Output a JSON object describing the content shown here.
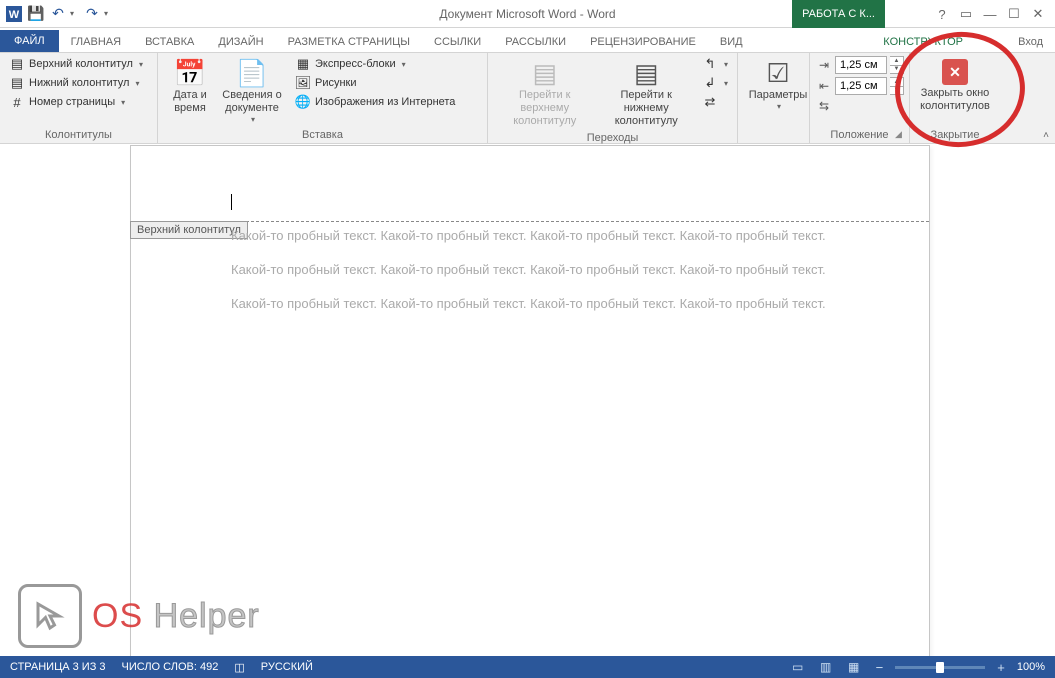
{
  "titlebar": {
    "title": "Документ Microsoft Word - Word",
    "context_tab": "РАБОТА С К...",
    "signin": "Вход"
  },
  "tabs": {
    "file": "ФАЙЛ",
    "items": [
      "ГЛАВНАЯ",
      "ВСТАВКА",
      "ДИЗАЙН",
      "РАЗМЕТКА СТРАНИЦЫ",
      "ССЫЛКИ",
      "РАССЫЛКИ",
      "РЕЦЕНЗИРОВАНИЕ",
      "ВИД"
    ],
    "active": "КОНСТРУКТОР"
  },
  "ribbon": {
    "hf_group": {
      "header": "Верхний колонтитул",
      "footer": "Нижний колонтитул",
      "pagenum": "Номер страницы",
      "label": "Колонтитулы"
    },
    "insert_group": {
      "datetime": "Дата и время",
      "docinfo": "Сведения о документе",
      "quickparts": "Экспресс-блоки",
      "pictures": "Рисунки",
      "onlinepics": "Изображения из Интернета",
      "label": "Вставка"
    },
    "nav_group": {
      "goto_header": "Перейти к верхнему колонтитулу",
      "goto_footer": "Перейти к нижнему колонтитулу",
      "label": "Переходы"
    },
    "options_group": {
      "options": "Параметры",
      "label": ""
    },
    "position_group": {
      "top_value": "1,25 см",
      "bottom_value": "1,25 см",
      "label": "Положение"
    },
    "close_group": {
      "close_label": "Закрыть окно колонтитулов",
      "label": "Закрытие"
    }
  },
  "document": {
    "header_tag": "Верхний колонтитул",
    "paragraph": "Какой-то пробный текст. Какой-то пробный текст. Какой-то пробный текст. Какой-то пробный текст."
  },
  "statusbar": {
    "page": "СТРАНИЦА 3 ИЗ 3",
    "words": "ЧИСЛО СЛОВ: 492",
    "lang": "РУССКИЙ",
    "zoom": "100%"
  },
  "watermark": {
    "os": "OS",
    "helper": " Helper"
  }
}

-*-

* **GOAL**
Your task is to gather all lines from the entries above that hold the word "Верхний".

* **WRITTEN SOLUTION**
      "header": "Верхний колонтитул",
    "header_tag": "Верхний колонтитул",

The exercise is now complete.